◆ WHAT YOU WILL DO:
Write the records out again exactly, leaving no images in.

----

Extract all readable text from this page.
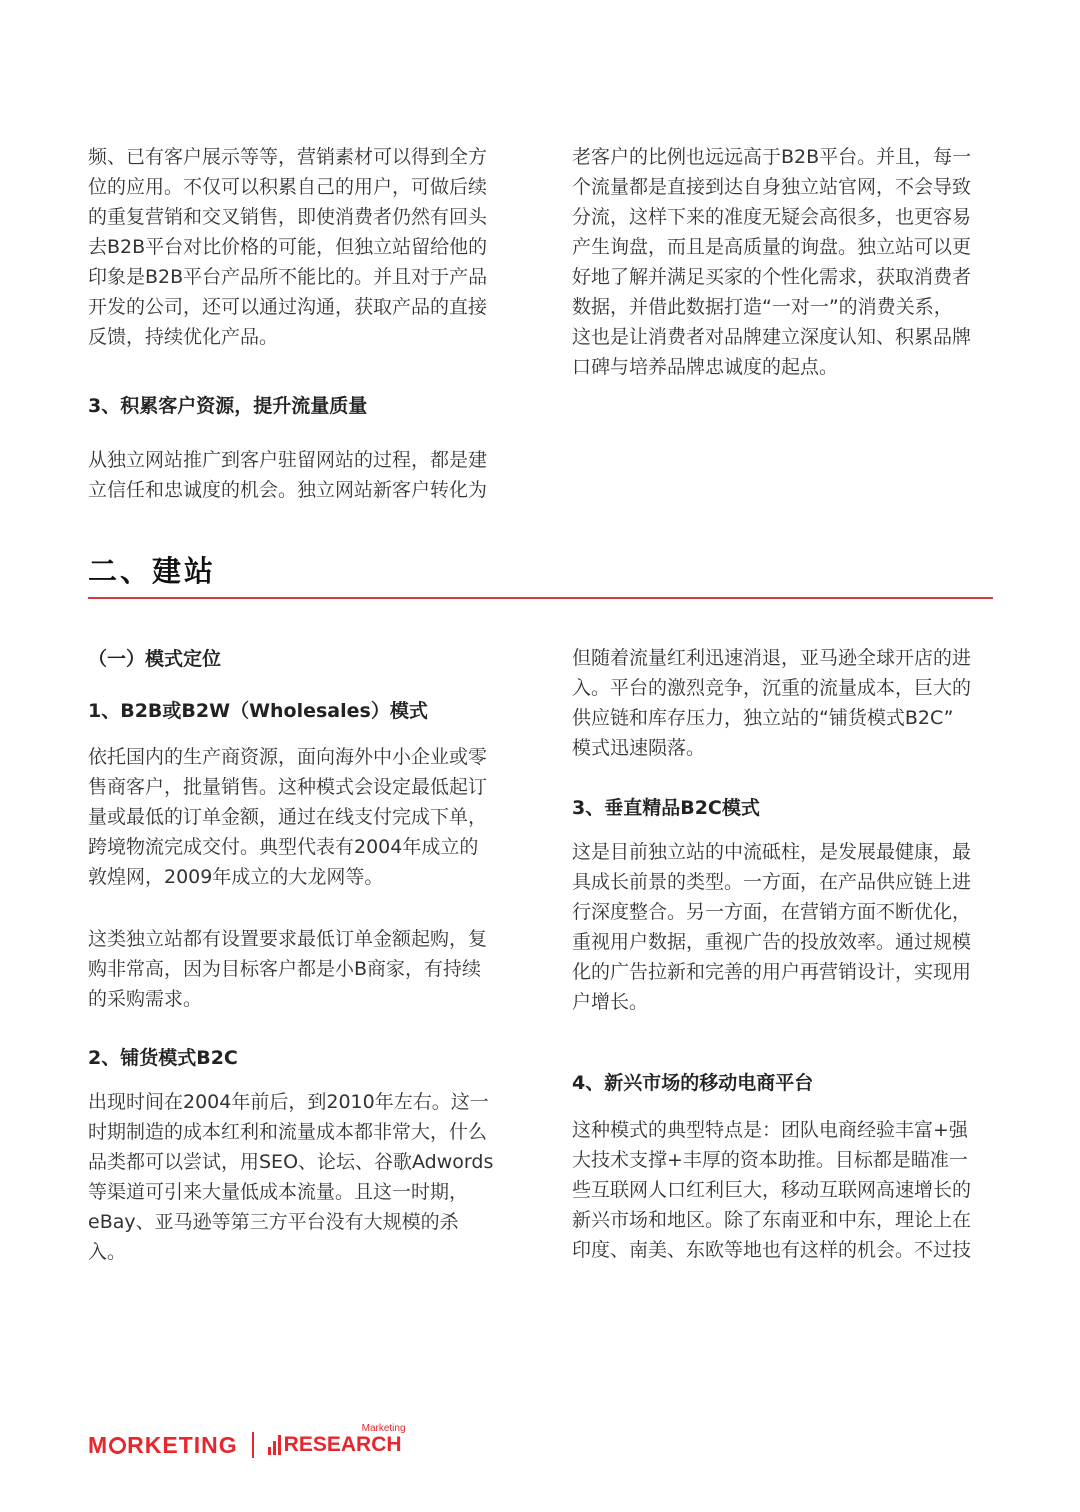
频、已有客户展示等等，营销素材可以得到全方
位的应用。不仅可以积累自己的用户，可做后续
的重复营销和交叉销售，即使消费者仍然有回头
去B2B平台对比价格的可能，但独立站留给他的
印象是B2B平台产品所不能比的。并且对于产品
开发的公司，还可以通过沟通，获取产品的直接
反馈，持续优化产品。
3、积累客户资源，提升流量质量
从独立网站推广到客户驻留网站的过程，都是建
立信任和忠诚度的机会。独立网站新客户转化为
老客户的比例也远远高于B2B平台。并且，每一
个流量都是直接到达自身独立站官网，不会导致
分流，这样下来的准度无疑会高很多，也更容易
产生询盘，而且是高质量的询盘。独立站可以更
好地了解并满足买家的个性化需求，获取消费者
数据，并借此数据打造“一对一”的消费关系，
这也是让消费者对品牌建立深度认知、积累品牌
口碑与培养品牌忠诚度的起点。
二、建站
（一）模式定位
1、B2B或B2W（Wholesales）模式
依托国内的生产商资源，面向海外中小企业或零
售商客户，批量销售。这种模式会设定最低起订
量或最低的订单金额，通过在线支付完成下单，
跨境物流完成交付。典型代表有2004年成立的
敦煌网，2009年成立的大龙网等。
这类独立站都有设置要求最低订单金额起购，复
购非常高，因为目标客户都是小B商家，有持续
的采购需求。
2、铺货模式B2C
出现时间在2004年前后，到2010年左右。这一
时期制造的成本红利和流量成本都非常大，什么
品类都可以尝试，用SEO、论坛、谷歌Adwords
等渠道可引来大量低成本流量。且这一时期，
eBay、亚马逊等第三方平台没有大规模的杀
入。
但随着流量红利迅速消退，亚马逊全球开店的进
入。平台的激烈竞争，沉重的流量成本，巨大的
供应链和库存压力，独立站的“铺货模式B2C”
模式迅速陨落。
3、垂直精品B2C模式
这是目前独立站的中流砥柱，是发展最健康，最
具成长前景的类型。一方面，在产品供应链上进
行深度整合。另一方面，在营销方面不断优化，
重视用户数据，重视广告的投放效率。通过规模
化的广告拉新和完善的用户再营销设计，实现用
户增长。
4、新兴市场的移动电商平台
这种模式的典型特点是：团队电商经验丰富+强
大技术支撑+丰厚的资本助推。目标都是瞄准一
些互联网人口红利巨大，移动互联网高速增长的
新兴市场和地区。除了东南亚和中东，理论上在
印度、南美、东欧等地也有这样的机会。不过技
M RKETING RESEARCH
Marketing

----

◆ FULL OUTPUT:
Extract all readable text from this page.
频、已有客户展示等等，营销素材可以得到全方
位的应用。不仅可以积累自己的用户，可做后续
的重复营销和交叉销售，即使消费者仍然有回头
去B2B平台对比价格的可能，但独立站留给他的
印象是B2B平台产品所不能比的。并且对于产品
开发的公司，还可以通过沟通，获取产品的直接
反馈，持续优化产品。
3、积累客户资源，提升流量质量
从独立网站推广到客户驻留网站的过程，都是建
立信任和忠诚度的机会。独立网站新客户转化为
老客户的比例也远远高于B2B平台。并且，每一
个流量都是直接到达自身独立站官网，不会导致
分流，这样下来的准度无疑会高很多，也更容易
产生询盘，而且是高质量的询盘。独立站可以更
好地了解并满足买家的个性化需求，获取消费者
数据，并借此数据打造“一对一”的消费关系，
这也是让消费者对品牌建立深度认知、积累品牌
口碑与培养品牌忠诚度的起点。
二、建站
（一）模式定位
1、B2B或B2W（Wholesales）模式
依托国内的生产商资源，面向海外中小企业或零
售商客户，批量销售。这种模式会设定最低起订
量或最低的订单金额，通过在线支付完成下单，
跨境物流完成交付。典型代表有2004年成立的
敦煌网，2009年成立的大龙网等。
这类独立站都有设置要求最低订单金额起购，复
购非常高，因为目标客户都是小B商家，有持续
的采购需求。
2、铺货模式B2C
出现时间在2004年前后，到2010年左右。这一
时期制造的成本红利和流量成本都非常大，什么
品类都可以尝试，用SEO、论坛、谷歌Adwords
等渠道可引来大量低成本流量。且这一时期，
eBay、亚马逊等第三方平台没有大规模的杀
入。
但随着流量红利迅速消退，亚马逊全球开店的进
入。平台的激烈竞争，沉重的流量成本，巨大的
供应链和库存压力，独立站的“铺货模式B2C”
模式迅速陨落。
3、垂直精品B2C模式
这是目前独立站的中流砥柱，是发展最健康，最
具成长前景的类型。一方面，在产品供应链上进
行深度整合。另一方面，在营销方面不断优化，
重视用户数据，重视广告的投放效率。通过规模
化的广告拉新和完善的用户再营销设计，实现用
户增长。
4、新兴市场的移动电商平台
这种模式的典型特点是：团队电商经验丰富+强
大技术支撑+丰厚的资本助推。目标都是瞄准一
些互联网人口红利巨大，移动互联网高速增长的
新兴市场和地区。除了东南亚和中东，理论上在
印度、南美、东欧等地也有这样的机会。不过技
M RKETING RESEARCH
Marketing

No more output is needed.